Reproduce every entry exactly and leave its pictures out.
--- RECORD EXCERPTS ---
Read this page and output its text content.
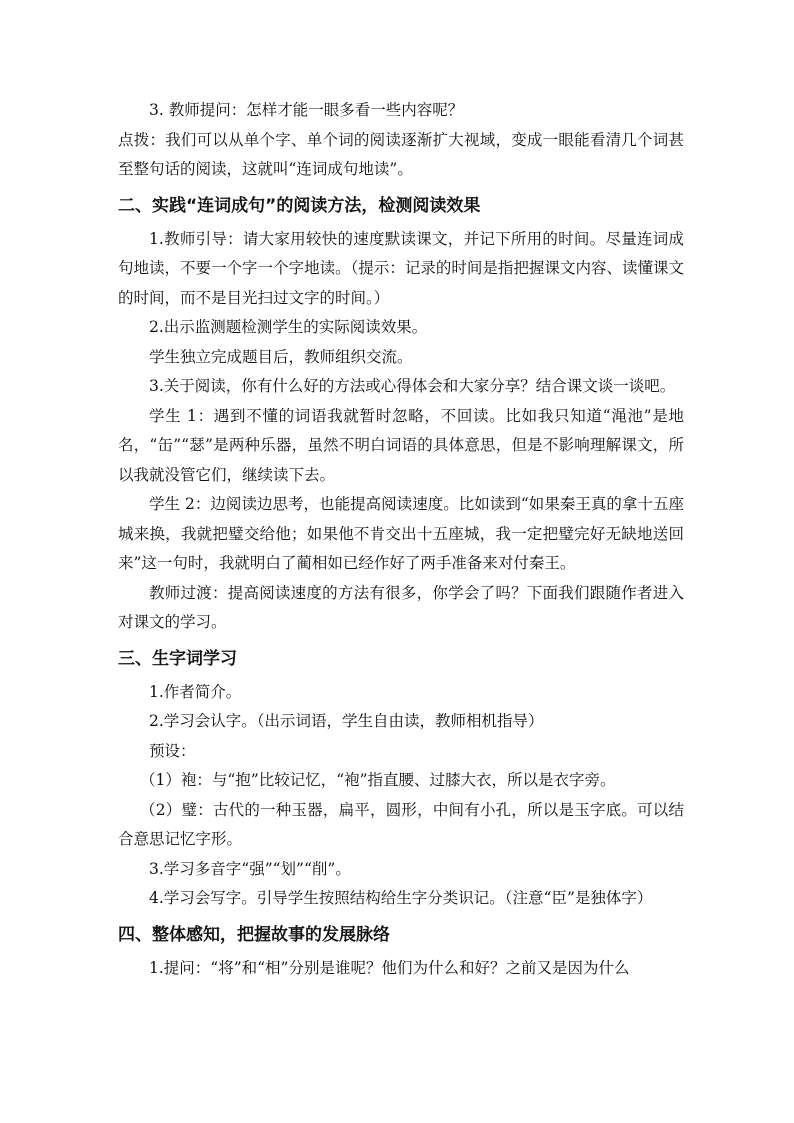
3. 教师提问：怎样才能一眼多看一些内容呢？

点拨：我们可以从单个字、单个词的阅读逐渐扩大视域，变成一眼能看清几个词甚至整句话的阅读，这就叫“连词成句地读”。

二、实践“连词成句”的阅读方法，检测阅读效果

1.教师引导：请大家用较快的速度默读课文，并记下所用的时间。尽量连词成句地读，不要一个字一个字地读。（提示：记录的时间是指把握课文内容、读懂课文的时间，而不是目光扫过文字的时间。）

2.出示监测题检测学生的实际阅读效果。

学生独立完成题目后，教师组织交流。

3.关于阅读，你有什么好的方法或心得体会和大家分享？结合课文谈一谈吧。

学生 1：遇到不懂的词语我就暂时忽略，不回读。比如我只知道“渑池”是地名，“缶”“瑟”是两种乐器，虽然不明白词语的具体意思，但是不影响理解课文，所以我就没管它们，继续读下去。

学生 2：边阅读边思考，也能提高阅读速度。比如读到“如果秦王真的拿十五座城来换，我就把璧交给他；如果他不肯交出十五座城，我一定把璧完好无缺地送回来”这一句时，我就明白了蔺相如已经作好了两手准备来对付秦王。

教师过渡：提高阅读速度的方法有很多，你学会了吗？下面我们跟随作者进入对课文的学习。

三、生字词学习

1.作者简介。

2.学习会认字。（出示词语，学生自由读，教师相机指导）

预设：

（1）袍：与“抱”比较记忆，“袍”指直腰、过膝大衣，所以是衣字旁。

（2）璧：古代的一种玉器，扁平，圆形，中间有小孔，所以是玉字底。可以结合意思记忆字形。

3.学习多音字“强”“划”“削”。

4.学习会写字。引导学生按照结构给生字分类识记。（注意“臣”是独体字）

四、整体感知，把握故事的发展脉络

1.提问：“将”和“相”分别是谁呢？他们为什么和好？之前又是因为什么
---
OUTPUT OF THE TASK —
Read this page and output its text content.
3. 教师提问：怎样才能一眼多看一些内容呢？

点拨：我们可以从单个字、单个词的阅读逐渐扩大视域，变成一眼能看清几个词甚至整句话的阅读，这就叫“连词成句地读”。

二、实践“连词成句”的阅读方法，检测阅读效果

1.教师引导：请大家用较快的速度默读课文，并记下所用的时间。尽量连词成句地读，不要一个字一个字地读。（提示：记录的时间是指把握课文内容、读懂课文的时间，而不是目光扫过文字的时间。）

2.出示监测题检测学生的实际阅读效果。

学生独立完成题目后，教师组织交流。

3.关于阅读，你有什么好的方法或心得体会和大家分享？结合课文谈一谈吧。

学生 1：遇到不懂的词语我就暂时忽略，不回读。比如我只知道“渑池”是地名，“缶”“瑟”是两种乐器，虽然不明白词语的具体意思，但是不影响理解课文，所以我就没管它们，继续读下去。

学生 2：边阅读边思考，也能提高阅读速度。比如读到“如果秦王真的拿十五座城来换，我就把璧交给他；如果他不肯交出十五座城，我一定把璧完好无缺地送回来”这一句时，我就明白了蔺相如已经作好了两手准备来对付秦王。

教师过渡：提高阅读速度的方法有很多，你学会了吗？下面我们跟随作者进入对课文的学习。

三、生字词学习

1.作者简介。

2.学习会认字。（出示词语，学生自由读，教师相机指导）

预设：

（1）袍：与“抱”比较记忆，“袍”指直腰、过膝大衣，所以是衣字旁。

（2）璧：古代的一种玉器，扁平，圆形，中间有小孔，所以是玉字底。可以结合意思记忆字形。

3.学习多音字“强”“划”“削”。

4.学习会写字。引导学生按照结构给生字分类识记。（注意“臣”是独体字）

四、整体感知，把握故事的发展脉络

1.提问：“将”和“相”分别是谁呢？他们为什么和好？之前又是因为什么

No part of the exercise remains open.